- Work required: Please rewrite the records below, changing every "screenshot" to "screen capture" and leaving everything else as it is.

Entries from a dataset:
+--
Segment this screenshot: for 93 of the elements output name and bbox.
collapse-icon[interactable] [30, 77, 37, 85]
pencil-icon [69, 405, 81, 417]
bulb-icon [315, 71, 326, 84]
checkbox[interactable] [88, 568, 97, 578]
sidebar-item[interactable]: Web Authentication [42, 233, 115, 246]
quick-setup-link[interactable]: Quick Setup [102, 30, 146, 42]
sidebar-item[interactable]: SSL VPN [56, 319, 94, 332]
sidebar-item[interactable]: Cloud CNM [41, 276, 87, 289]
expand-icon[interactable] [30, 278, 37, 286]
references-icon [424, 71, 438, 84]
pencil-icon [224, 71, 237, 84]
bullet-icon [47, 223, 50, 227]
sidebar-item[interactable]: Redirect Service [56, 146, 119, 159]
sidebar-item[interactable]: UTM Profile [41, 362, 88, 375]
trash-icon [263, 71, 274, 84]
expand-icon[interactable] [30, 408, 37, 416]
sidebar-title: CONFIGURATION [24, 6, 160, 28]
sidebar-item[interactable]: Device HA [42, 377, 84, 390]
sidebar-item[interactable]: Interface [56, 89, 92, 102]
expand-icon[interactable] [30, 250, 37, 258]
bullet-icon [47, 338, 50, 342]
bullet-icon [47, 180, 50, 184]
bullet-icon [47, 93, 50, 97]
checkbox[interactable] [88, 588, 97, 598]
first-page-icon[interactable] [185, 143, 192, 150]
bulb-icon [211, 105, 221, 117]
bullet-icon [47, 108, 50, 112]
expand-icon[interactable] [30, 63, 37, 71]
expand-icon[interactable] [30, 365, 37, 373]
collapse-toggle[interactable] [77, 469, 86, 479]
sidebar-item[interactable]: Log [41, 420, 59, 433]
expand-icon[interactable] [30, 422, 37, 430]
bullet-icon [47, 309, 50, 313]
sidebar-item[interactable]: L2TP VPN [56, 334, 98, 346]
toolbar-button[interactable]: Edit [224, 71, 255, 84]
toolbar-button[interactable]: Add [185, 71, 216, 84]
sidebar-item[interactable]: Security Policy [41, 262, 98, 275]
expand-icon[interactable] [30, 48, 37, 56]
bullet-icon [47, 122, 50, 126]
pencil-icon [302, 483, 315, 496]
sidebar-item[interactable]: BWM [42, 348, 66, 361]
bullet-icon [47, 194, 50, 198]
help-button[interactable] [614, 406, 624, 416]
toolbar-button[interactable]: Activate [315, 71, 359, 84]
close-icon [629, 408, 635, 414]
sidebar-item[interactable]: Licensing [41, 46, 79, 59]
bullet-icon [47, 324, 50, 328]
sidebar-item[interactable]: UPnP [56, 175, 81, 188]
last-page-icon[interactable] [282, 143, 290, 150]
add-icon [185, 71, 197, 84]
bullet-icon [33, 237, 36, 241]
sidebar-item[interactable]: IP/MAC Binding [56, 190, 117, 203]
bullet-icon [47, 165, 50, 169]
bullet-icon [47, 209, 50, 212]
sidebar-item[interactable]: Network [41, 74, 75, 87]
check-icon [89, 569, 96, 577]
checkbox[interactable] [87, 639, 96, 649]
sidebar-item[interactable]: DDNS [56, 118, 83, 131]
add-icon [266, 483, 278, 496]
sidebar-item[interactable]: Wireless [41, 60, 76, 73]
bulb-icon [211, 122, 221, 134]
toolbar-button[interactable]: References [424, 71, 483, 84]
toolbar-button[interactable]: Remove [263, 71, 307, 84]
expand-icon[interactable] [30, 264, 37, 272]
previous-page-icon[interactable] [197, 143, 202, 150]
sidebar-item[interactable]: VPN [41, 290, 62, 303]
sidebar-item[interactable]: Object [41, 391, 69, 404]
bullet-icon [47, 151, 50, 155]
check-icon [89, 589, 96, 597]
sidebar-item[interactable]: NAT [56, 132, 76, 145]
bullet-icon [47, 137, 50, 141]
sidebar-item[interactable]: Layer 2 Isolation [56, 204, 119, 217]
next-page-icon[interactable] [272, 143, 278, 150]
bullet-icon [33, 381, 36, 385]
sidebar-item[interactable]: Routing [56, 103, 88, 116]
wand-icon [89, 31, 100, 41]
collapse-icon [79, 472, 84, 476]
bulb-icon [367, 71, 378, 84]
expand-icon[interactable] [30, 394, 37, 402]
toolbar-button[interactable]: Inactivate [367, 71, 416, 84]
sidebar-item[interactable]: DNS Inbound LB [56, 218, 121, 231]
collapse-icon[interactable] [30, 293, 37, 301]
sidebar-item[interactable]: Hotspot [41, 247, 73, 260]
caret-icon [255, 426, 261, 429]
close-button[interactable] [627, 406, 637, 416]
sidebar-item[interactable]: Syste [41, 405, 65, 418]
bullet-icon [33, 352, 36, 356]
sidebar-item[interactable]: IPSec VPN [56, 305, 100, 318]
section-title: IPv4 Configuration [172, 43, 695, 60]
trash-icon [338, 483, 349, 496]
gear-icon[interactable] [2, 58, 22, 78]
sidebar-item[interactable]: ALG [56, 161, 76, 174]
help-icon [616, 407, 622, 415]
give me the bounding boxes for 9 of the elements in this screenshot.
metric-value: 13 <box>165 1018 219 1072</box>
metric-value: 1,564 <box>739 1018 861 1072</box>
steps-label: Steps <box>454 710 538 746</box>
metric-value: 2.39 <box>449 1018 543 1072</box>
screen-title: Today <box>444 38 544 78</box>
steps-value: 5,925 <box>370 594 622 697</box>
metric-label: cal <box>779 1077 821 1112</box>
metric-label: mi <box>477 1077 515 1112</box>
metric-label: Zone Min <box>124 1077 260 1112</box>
+--
- Result:
Segment this screen capture: for 93 of the elements output name and bbox.
collapse-icon[interactable] [30, 77, 37, 85]
pencil-icon [69, 405, 81, 417]
bulb-icon [315, 71, 326, 84]
checkbox[interactable] [88, 568, 97, 578]
sidebar-item[interactable]: Web Authentication [42, 233, 115, 246]
quick-setup-link[interactable]: Quick Setup [102, 30, 146, 42]
sidebar-item[interactable]: SSL VPN [56, 319, 94, 332]
sidebar-item[interactable]: Cloud CNM [41, 276, 87, 289]
expand-icon[interactable] [30, 278, 37, 286]
references-icon [424, 71, 438, 84]
pencil-icon [224, 71, 237, 84]
bullet-icon [47, 223, 50, 227]
sidebar-item[interactable]: Redirect Service [56, 146, 119, 159]
sidebar-item[interactable]: UTM Profile [41, 362, 88, 375]
trash-icon [263, 71, 274, 84]
expand-icon[interactable] [30, 408, 37, 416]
sidebar-title: CONFIGURATION [24, 6, 160, 28]
sidebar-item[interactable]: Device HA [42, 377, 84, 390]
sidebar-item[interactable]: Interface [56, 89, 92, 102]
expand-icon[interactable] [30, 250, 37, 258]
bullet-icon [47, 338, 50, 342]
bullet-icon [47, 180, 50, 184]
bullet-icon [47, 93, 50, 97]
checkbox[interactable] [88, 588, 97, 598]
first-page-icon[interactable] [185, 143, 192, 150]
bulb-icon [211, 105, 221, 117]
bullet-icon [47, 108, 50, 112]
expand-icon[interactable] [30, 63, 37, 71]
expand-icon[interactable] [30, 365, 37, 373]
collapse-toggle[interactable] [77, 469, 86, 479]
sidebar-item[interactable]: Log [41, 420, 59, 433]
expand-icon[interactable] [30, 422, 37, 430]
bullet-icon [47, 309, 50, 313]
sidebar-item[interactable]: L2TP VPN [56, 334, 98, 346]
toolbar-button[interactable]: Edit [224, 71, 255, 84]
toolbar-button[interactable]: Add [185, 71, 216, 84]
sidebar-item[interactable]: Security Policy [41, 262, 98, 275]
expand-icon[interactable] [30, 48, 37, 56]
bullet-icon [47, 122, 50, 126]
pencil-icon [302, 483, 315, 496]
sidebar-item[interactable]: BWM [42, 348, 66, 361]
bullet-icon [47, 194, 50, 198]
help-button[interactable] [614, 406, 624, 416]
toolbar-button[interactable]: Activate [315, 71, 359, 84]
close-icon [629, 408, 635, 414]
sidebar-item[interactable]: Licensing [41, 46, 79, 59]
bullet-icon [47, 324, 50, 328]
sidebar-item[interactable]: UPnP [56, 175, 81, 188]
last-page-icon[interactable] [282, 143, 290, 150]
add-icon [185, 71, 197, 84]
bullet-icon [33, 237, 36, 241]
sidebar-item[interactable]: IP/MAC Binding [56, 190, 117, 203]
bullet-icon [47, 165, 50, 169]
bullet-icon [47, 209, 50, 212]
sidebar-item[interactable]: Network [41, 74, 75, 87]
check-icon [89, 569, 96, 577]
checkbox[interactable] [87, 639, 96, 649]
sidebar-item[interactable]: DDNS [56, 118, 83, 131]
add-icon [266, 483, 278, 496]
sidebar-item[interactable]: Wireless [41, 60, 76, 73]
bulb-icon [211, 122, 221, 134]
toolbar-button[interactable]: References [424, 71, 483, 84]
toolbar-button[interactable]: Remove [263, 71, 307, 84]
expand-icon[interactable] [30, 264, 37, 272]
previous-page-icon[interactable] [197, 143, 202, 150]
sidebar-item[interactable]: VPN [41, 290, 62, 303]
sidebar-item[interactable]: Object [41, 391, 69, 404]
bullet-icon [47, 151, 50, 155]
check-icon [89, 589, 96, 597]
sidebar-item[interactable]: NAT [56, 132, 76, 145]
bullet-icon [47, 137, 50, 141]
sidebar-item[interactable]: Layer 2 Isolation [56, 204, 119, 217]
next-page-icon[interactable] [272, 143, 278, 150]
bullet-icon [33, 381, 36, 385]
sidebar-item[interactable]: Routing [56, 103, 88, 116]
wand-icon [89, 31, 100, 41]
collapse-icon [79, 472, 84, 476]
bulb-icon [367, 71, 378, 84]
expand-icon[interactable] [30, 394, 37, 402]
toolbar-button[interactable]: Inactivate [367, 71, 416, 84]
sidebar-item[interactable]: DNS Inbound LB [56, 218, 121, 231]
collapse-icon[interactable] [30, 293, 37, 301]
sidebar-item[interactable]: Hotspot [41, 247, 73, 260]
caret-icon [255, 426, 261, 429]
close-button[interactable] [627, 406, 637, 416]
sidebar-item[interactable]: Syste [41, 405, 65, 418]
bullet-icon [33, 352, 36, 356]
sidebar-item[interactable]: IPSec VPN [56, 305, 100, 318]
section-title: IPv4 Configuration [172, 43, 695, 60]
trash-icon [338, 483, 349, 496]
gear-icon[interactable] [2, 58, 22, 78]
sidebar-item[interactable]: ALG [56, 161, 76, 174]
help-icon [616, 407, 622, 415]
give me the bounding boxes for 9 of the elements in this screen capture.
metric-value: 13 <box>165 1018 219 1072</box>
metric-value: 1,564 <box>739 1018 861 1072</box>
steps-label: Steps <box>454 710 538 746</box>
metric-value: 2.39 <box>449 1018 543 1072</box>
screen-title: Today <box>444 38 544 78</box>
steps-value: 5,925 <box>370 594 622 697</box>
metric-label: cal <box>779 1077 821 1112</box>
metric-label: mi <box>477 1077 515 1112</box>
metric-label: Zone Min <box>124 1077 260 1112</box>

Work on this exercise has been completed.